Lay out every line of the records below as a numbered list, omitting blank lines and leaving the pictures out of the answer.

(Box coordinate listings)

-- -- --

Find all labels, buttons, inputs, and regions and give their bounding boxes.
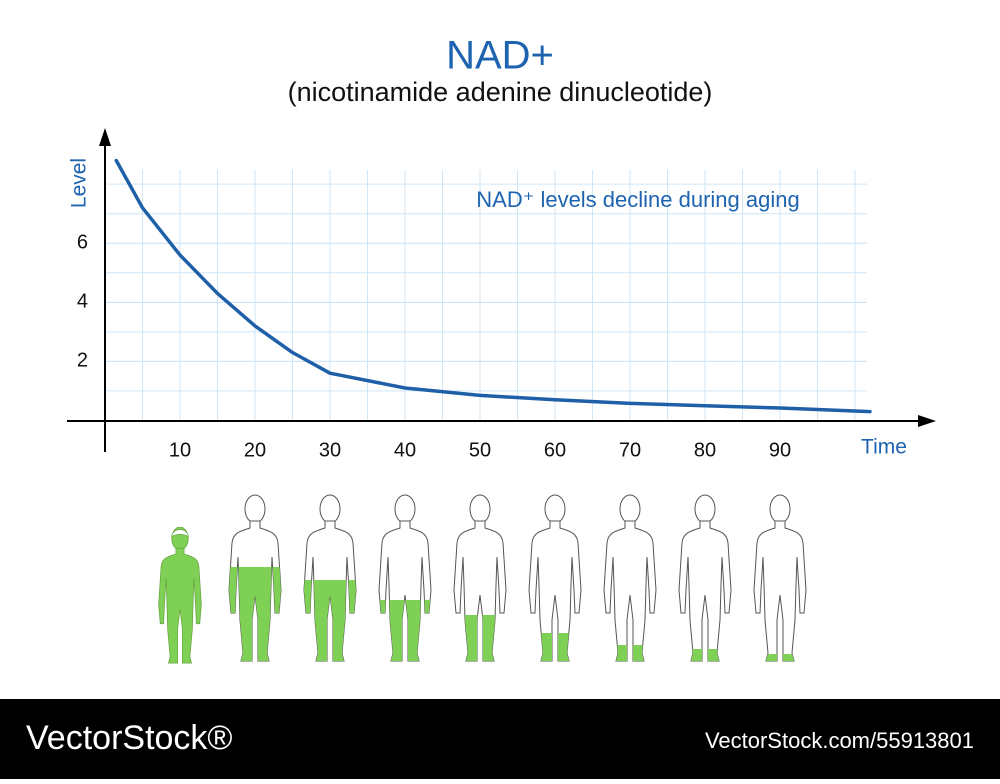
grid [105, 170, 867, 421]
line-series [114, 158, 872, 414]
figures [158, 494, 807, 664]
y-tick-label: 6 [77, 232, 88, 254]
y-tick-label: 2 [77, 350, 88, 372]
x-axis-arrow [918, 415, 936, 427]
x-tick-label: 50 [469, 439, 491, 461]
x-tick-label: 90 [769, 439, 791, 461]
footer-url: VectorStock.com/55913801 [705, 728, 974, 753]
y-axis-arrow [99, 128, 111, 146]
x-tick-label: 40 [394, 439, 416, 461]
figure [158, 527, 202, 664]
y-tick-label: 4 [77, 291, 88, 313]
chart-subtitle: (nicotinamide adenine dinucleotide) [288, 77, 713, 107]
x-axis-label: Time [861, 436, 907, 459]
x-tick-label: 20 [244, 439, 266, 461]
x-tick-label: 60 [544, 439, 566, 461]
chart-title: NAD+ [446, 34, 554, 78]
annotation: NAD⁺ levels decline during aging [476, 187, 799, 212]
axes [67, 138, 926, 452]
x-tick-label: 10 [169, 439, 191, 461]
footer-band [0, 699, 1000, 779]
x-tick-label: 70 [619, 439, 641, 461]
x-tick-label: 80 [694, 439, 716, 461]
y-axis-label: Level [68, 158, 91, 208]
footer-brand: VectorStock® [26, 719, 232, 757]
x-tick-label: 30 [319, 439, 341, 461]
plot [114, 158, 872, 414]
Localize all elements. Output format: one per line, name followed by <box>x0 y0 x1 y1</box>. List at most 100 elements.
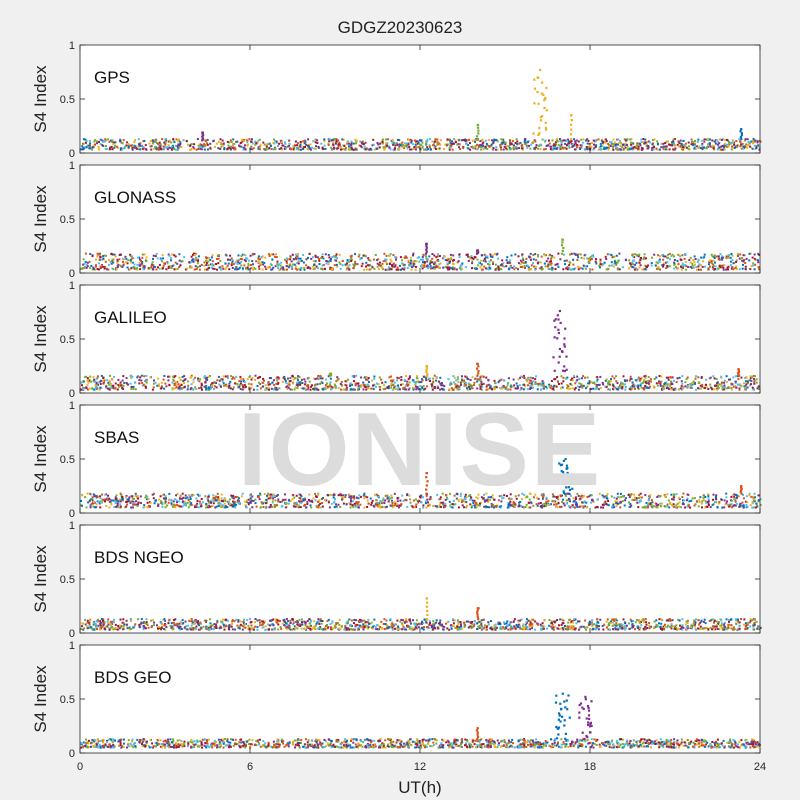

-- -- --

→ **ANSWER BELOW**:
1. Find all labels, buttons, inputs, and regions and give their bounding boxes.
2. grid [105, 170, 867, 421]
3. line-series [114, 158, 872, 414]
4. figures [158, 494, 807, 664]
5. y-tick-label: 6 [77, 232, 88, 254]
6. y-tick-label: 2 [77, 350, 88, 372]
7. x-axis-arrow [918, 415, 936, 427]
8. x-tick-label: 50 [469, 439, 491, 461]
9. x-tick-label: 90 [769, 439, 791, 461]
10. footer-url: VectorStock.com/55913801 [705, 728, 974, 753]
11. y-axis-arrow [99, 128, 111, 146]
12. x-tick-label: 40 [394, 439, 416, 461]
13. figure [158, 527, 202, 664]
14. y-tick-label: 4 [77, 291, 88, 313]
15. chart-subtitle: (nicotinamide adenine dinucleotide) [288, 77, 713, 107]
16. x-axis-label: Time [861, 436, 907, 459]
17. x-tick-label: 20 [244, 439, 266, 461]
18. x-tick-label: 60 [544, 439, 566, 461]
19. chart-title: NAD+ [446, 34, 554, 78]
20. annotation: NAD⁺ levels decline during aging [476, 187, 799, 212]
21. axes [67, 138, 926, 452]
22. x-tick-label: 10 [169, 439, 191, 461]
23. footer-band [0, 699, 1000, 779]
24. x-tick-label: 70 [619, 439, 641, 461]
25. x-tick-label: 80 [694, 439, 716, 461]
26. y-axis-label: Level [68, 158, 91, 208]
27. footer-brand: VectorStock® [26, 719, 232, 757]
28. x-tick-label: 30 [319, 439, 341, 461]
29. plot [114, 158, 872, 414]
30. Localize all elements. Output format: one per line, name followed by <box>x0 y0 x1 y1</box>. List at most 100 elements.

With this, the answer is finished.